= Written problem =
Your task is to tally the lines of the listing containing the word "xlabel" and report the figure alone.

Chart and figure data
******
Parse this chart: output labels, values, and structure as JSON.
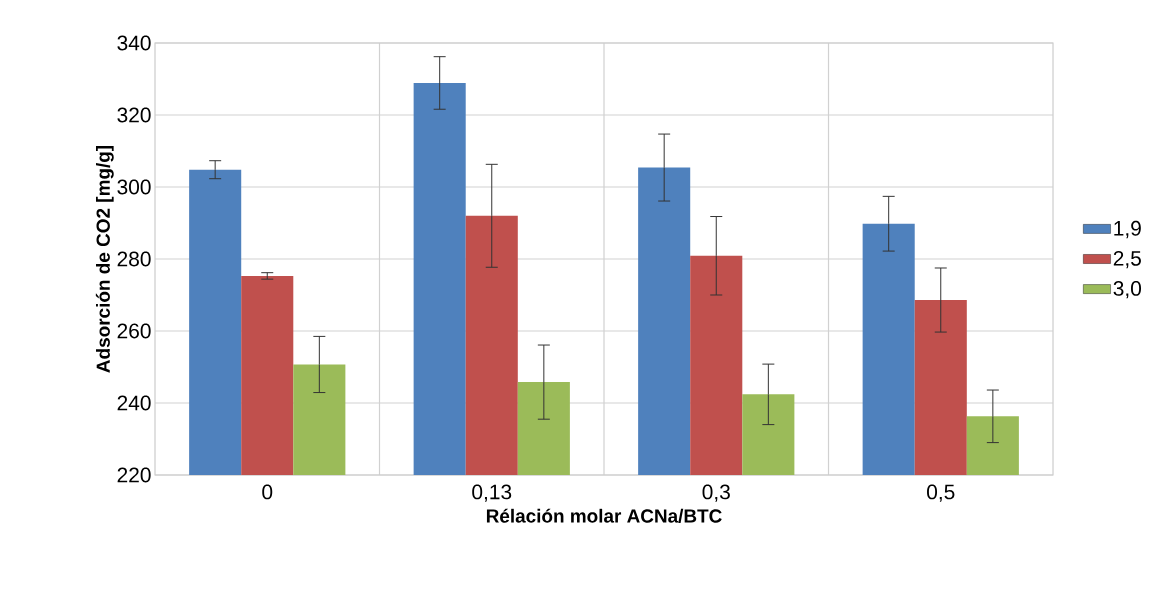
{
  "chart_data": {
    "type": "bar",
    "xlabel": "Rélación molar ACNa/BTC",
    "ylabel": "Adsorción de CO2 [mg/g]",
    "categories": [
      "0",
      "0,13",
      "0,3",
      "0,5"
    ],
    "series": [
      {
        "name": "1,9",
        "color": "#4f81bd",
        "values": [
          304.8,
          328.9,
          305.4,
          289.8
        ],
        "errors": [
          2.5,
          7.3,
          9.3,
          7.6
        ]
      },
      {
        "name": "2,5",
        "color": "#c0504d",
        "values": [
          275.3,
          292.0,
          280.9,
          268.6
        ],
        "errors": [
          0.9,
          14.3,
          10.9,
          8.9
        ]
      },
      {
        "name": "3,0",
        "color": "#9bbb59",
        "values": [
          250.7,
          245.8,
          242.4,
          236.3
        ],
        "errors": [
          7.8,
          10.3,
          8.4,
          7.3
        ]
      }
    ],
    "ylim": [
      220,
      340
    ],
    "yticks": [
      220,
      240,
      260,
      280,
      300,
      320,
      340
    ],
    "grid": true,
    "legend": "right"
  }
}
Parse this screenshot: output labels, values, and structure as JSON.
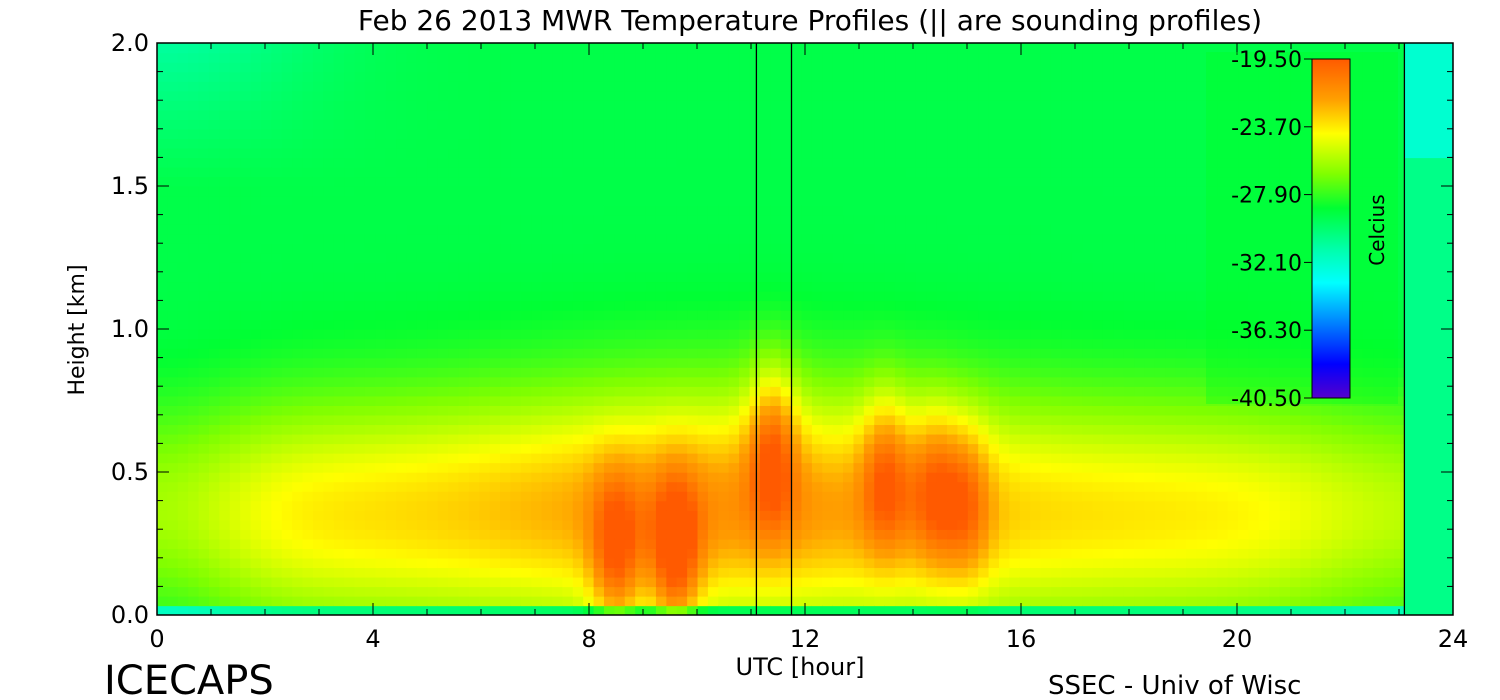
{
  "chart_data": {
    "type": "heatmap",
    "title": "Feb 26 2013 MWR Temperature Profiles (|| are sounding profiles)",
    "xlabel": "UTC [hour]",
    "ylabel": "Height [km]",
    "xlim": [
      0,
      24
    ],
    "ylim": [
      0,
      2.0
    ],
    "x_ticks": [
      0,
      4,
      8,
      12,
      16,
      20,
      24
    ],
    "x_tick_labels": [
      "0",
      "4",
      "8",
      "12",
      "16",
      "20",
      "24"
    ],
    "y_ticks": [
      0,
      0.5,
      1.0,
      1.5,
      2.0
    ],
    "y_tick_labels": [
      "0.0",
      "0.5",
      "1.0",
      "1.5",
      "2.0"
    ],
    "colorbar": {
      "label": "Celcius",
      "ticks": [
        -19.5,
        -23.7,
        -27.9,
        -32.1,
        -36.3,
        -40.5
      ],
      "tick_labels": [
        "-19.50",
        "-23.70",
        "-27.90",
        "-32.10",
        "-36.30",
        "-40.50"
      ],
      "range": [
        -40.5,
        -19.5
      ]
    },
    "data_coverage_end_hour": 23.1,
    "sounding_profile_hours": [
      11.1,
      11.75,
      23.1
    ],
    "warm_features": [
      {
        "x_hour": 8.5,
        "height_km": 0.2,
        "temp_c": -20.5
      },
      {
        "x_hour": 9.6,
        "height_km": 0.2,
        "temp_c": -19.8
      },
      {
        "x_hour": 11.4,
        "height_km": 0.6,
        "temp_c": -20.5
      },
      {
        "x_hour": 13.5,
        "height_km": 0.5,
        "temp_c": -21.0
      },
      {
        "x_hour": 14.4,
        "height_km": 0.45,
        "temp_c": -21.2
      },
      {
        "x_hour": 15.0,
        "height_km": 0.4,
        "temp_c": -21.5
      }
    ]
  },
  "footer": {
    "left": "ICECAPS",
    "right": "SSEC - Univ of Wisc"
  }
}
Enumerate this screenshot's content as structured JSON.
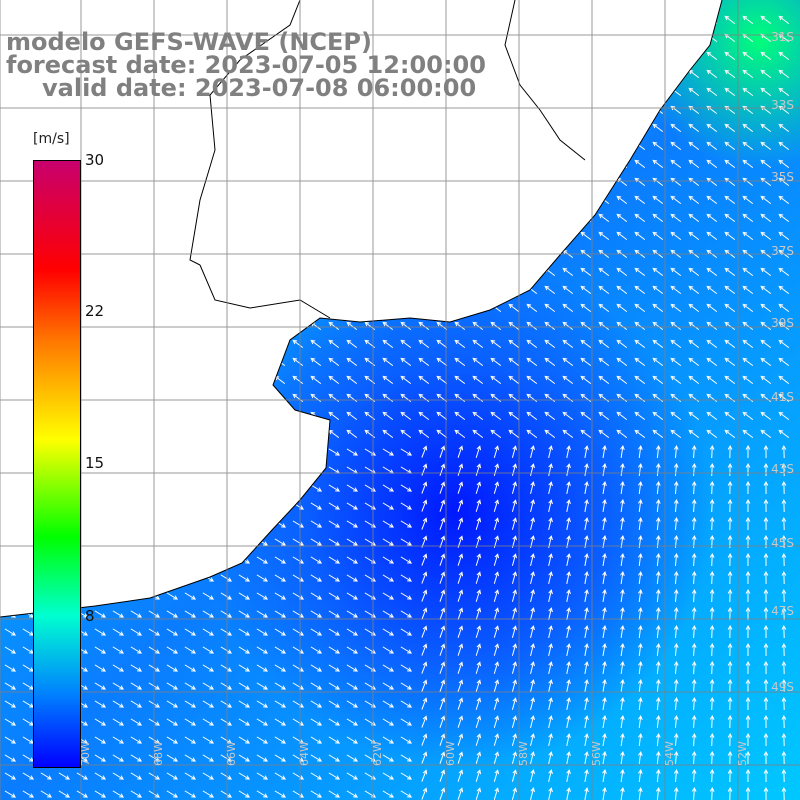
{
  "title": {
    "line1": "modelo GEFS-WAVE (NCEP)",
    "line2": "forecast date: 2023-07-05 12:00:00",
    "line3": "valid date: 2023-07-08 06:00:00"
  },
  "colorbar": {
    "unit": "[m/s]",
    "ticks": [
      "30",
      "22",
      "15",
      "8"
    ]
  },
  "lat_labels": [
    "31S",
    "33S",
    "35S",
    "37S",
    "39S",
    "41S",
    "43S",
    "45S",
    "47S",
    "49S"
  ],
  "lon_labels": [
    "70W",
    "68W",
    "66W",
    "64W",
    "62W",
    "60W",
    "58W",
    "56W",
    "54W",
    "52W"
  ],
  "colors": {
    "land": "#ffffff",
    "coast": "#000000",
    "grid": "#808080",
    "arrow": "#ffffff",
    "title": "#808080"
  }
}
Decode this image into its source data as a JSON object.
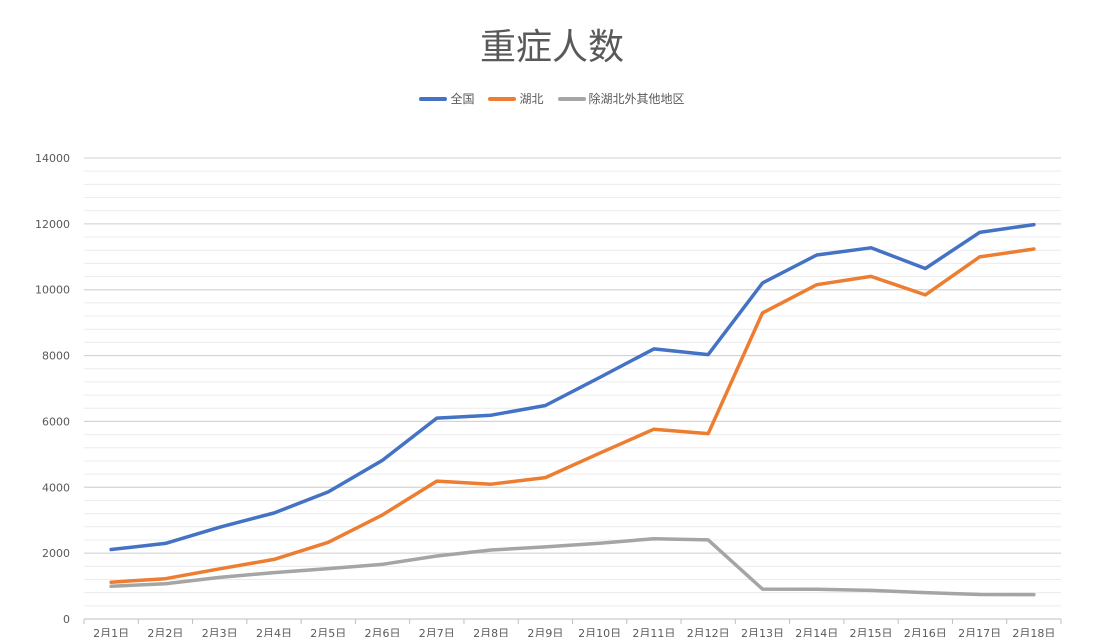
{
  "chart_data": {
    "type": "line",
    "title": "重症人数",
    "xlabel": "",
    "ylabel": "",
    "ylim": [
      0,
      14000
    ],
    "yticks": [
      0,
      2000,
      4000,
      6000,
      8000,
      10000,
      12000,
      14000
    ],
    "grid": true,
    "legend_position": "top",
    "categories": [
      "2月1日",
      "2月2日",
      "2月3日",
      "2月4日",
      "2月5日",
      "2月6日",
      "2月7日",
      "2月8日",
      "2月9日",
      "2月10日",
      "2月11日",
      "2月12日",
      "2月13日",
      "2月14日",
      "2月15日",
      "2月16日",
      "2月17日",
      "2月18日"
    ],
    "series": [
      {
        "name": "全国",
        "color": "#4472c4",
        "values": [
          2110,
          2296,
          2788,
          3219,
          3859,
          4821,
          6101,
          6188,
          6484,
          7333,
          8204,
          8030,
          10204,
          11053,
          11272,
          10644,
          11741,
          11977
        ]
      },
      {
        "name": "湖北",
        "color": "#ed7d31",
        "values": [
          1118,
          1223,
          1525,
          1809,
          2328,
          3161,
          4188,
          4093,
          4295,
          5034,
          5765,
          5629,
          9296,
          10152,
          10403,
          9842,
          10997,
          11237
        ]
      },
      {
        "name": "除湖北外其他地区",
        "color": "#a5a5a5",
        "values": [
          992,
          1073,
          1263,
          1410,
          1531,
          1660,
          1913,
          2095,
          2189,
          2299,
          2439,
          2401,
          908,
          901,
          869,
          802,
          744,
          740
        ]
      }
    ]
  }
}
******
= Full output =
3